(Stored items from a collection)
- - -

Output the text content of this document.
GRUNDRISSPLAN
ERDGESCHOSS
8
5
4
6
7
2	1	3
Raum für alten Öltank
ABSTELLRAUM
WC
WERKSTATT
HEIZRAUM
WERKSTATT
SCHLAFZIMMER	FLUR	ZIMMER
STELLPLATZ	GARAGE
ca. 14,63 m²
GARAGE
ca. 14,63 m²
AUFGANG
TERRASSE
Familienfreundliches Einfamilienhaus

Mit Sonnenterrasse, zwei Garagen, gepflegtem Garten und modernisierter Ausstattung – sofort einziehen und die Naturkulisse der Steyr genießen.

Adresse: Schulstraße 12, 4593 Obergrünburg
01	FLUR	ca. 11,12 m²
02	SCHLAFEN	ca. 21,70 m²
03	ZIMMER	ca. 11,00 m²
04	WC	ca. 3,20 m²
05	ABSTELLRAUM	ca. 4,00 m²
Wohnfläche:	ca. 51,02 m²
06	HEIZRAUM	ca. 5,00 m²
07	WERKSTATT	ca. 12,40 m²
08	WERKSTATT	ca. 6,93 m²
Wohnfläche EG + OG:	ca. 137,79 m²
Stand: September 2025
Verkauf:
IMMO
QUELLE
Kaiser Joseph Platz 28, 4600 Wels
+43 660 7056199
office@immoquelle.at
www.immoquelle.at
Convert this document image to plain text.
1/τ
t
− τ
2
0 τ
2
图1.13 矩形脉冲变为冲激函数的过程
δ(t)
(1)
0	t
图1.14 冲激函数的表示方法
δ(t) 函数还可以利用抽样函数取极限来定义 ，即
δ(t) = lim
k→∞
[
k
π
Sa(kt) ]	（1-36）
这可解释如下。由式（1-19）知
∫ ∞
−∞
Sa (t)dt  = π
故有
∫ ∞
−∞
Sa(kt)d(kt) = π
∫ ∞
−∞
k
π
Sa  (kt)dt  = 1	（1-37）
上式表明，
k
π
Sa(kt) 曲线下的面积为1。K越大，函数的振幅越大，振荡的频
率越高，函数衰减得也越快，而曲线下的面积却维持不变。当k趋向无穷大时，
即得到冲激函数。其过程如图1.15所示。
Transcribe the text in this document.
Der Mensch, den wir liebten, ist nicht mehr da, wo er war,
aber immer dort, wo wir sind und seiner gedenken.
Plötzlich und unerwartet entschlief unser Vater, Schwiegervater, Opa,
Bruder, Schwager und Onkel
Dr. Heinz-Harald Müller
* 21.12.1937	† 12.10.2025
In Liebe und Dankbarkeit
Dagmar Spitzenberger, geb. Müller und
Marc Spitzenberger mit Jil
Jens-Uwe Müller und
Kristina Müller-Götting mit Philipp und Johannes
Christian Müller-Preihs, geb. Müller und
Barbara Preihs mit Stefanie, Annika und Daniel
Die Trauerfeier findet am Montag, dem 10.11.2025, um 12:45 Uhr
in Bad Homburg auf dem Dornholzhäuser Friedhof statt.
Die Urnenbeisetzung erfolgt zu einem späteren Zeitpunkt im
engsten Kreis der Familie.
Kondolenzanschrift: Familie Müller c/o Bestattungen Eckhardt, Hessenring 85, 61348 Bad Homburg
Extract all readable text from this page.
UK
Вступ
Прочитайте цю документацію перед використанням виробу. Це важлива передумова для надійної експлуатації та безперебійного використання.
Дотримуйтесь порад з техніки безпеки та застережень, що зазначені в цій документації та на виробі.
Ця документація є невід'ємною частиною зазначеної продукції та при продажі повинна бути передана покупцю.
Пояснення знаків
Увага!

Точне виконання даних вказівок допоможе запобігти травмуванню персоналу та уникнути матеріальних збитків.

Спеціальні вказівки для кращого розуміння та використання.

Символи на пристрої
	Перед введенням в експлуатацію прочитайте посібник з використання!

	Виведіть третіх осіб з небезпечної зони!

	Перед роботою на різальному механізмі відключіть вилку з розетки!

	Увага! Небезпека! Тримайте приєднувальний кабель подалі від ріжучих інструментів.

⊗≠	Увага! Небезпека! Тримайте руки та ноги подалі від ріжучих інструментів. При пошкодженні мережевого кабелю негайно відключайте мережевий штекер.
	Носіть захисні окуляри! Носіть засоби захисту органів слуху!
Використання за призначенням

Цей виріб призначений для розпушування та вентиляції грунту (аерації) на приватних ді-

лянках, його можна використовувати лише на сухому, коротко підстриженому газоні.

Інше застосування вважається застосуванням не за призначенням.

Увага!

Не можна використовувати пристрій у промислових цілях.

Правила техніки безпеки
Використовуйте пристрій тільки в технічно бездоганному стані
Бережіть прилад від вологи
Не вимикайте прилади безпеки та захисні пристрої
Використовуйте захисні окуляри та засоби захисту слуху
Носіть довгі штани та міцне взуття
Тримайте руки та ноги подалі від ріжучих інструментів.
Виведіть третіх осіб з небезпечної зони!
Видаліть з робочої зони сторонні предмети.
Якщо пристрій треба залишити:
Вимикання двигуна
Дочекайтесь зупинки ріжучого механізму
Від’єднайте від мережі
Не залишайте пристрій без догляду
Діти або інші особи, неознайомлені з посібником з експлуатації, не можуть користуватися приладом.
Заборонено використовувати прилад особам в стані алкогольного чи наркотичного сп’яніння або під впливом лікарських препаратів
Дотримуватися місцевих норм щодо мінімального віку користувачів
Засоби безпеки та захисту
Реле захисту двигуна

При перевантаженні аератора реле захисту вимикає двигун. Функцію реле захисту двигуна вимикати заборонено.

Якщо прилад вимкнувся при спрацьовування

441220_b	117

- - -

**Given instruction**. Identify every line above with the string "Preihs" in it. Copy those lines.

**Correct response**.
Christian Müller-Preihs, geb. Müller und
Barbara Preihs mit Stefanie, Annika und Daniel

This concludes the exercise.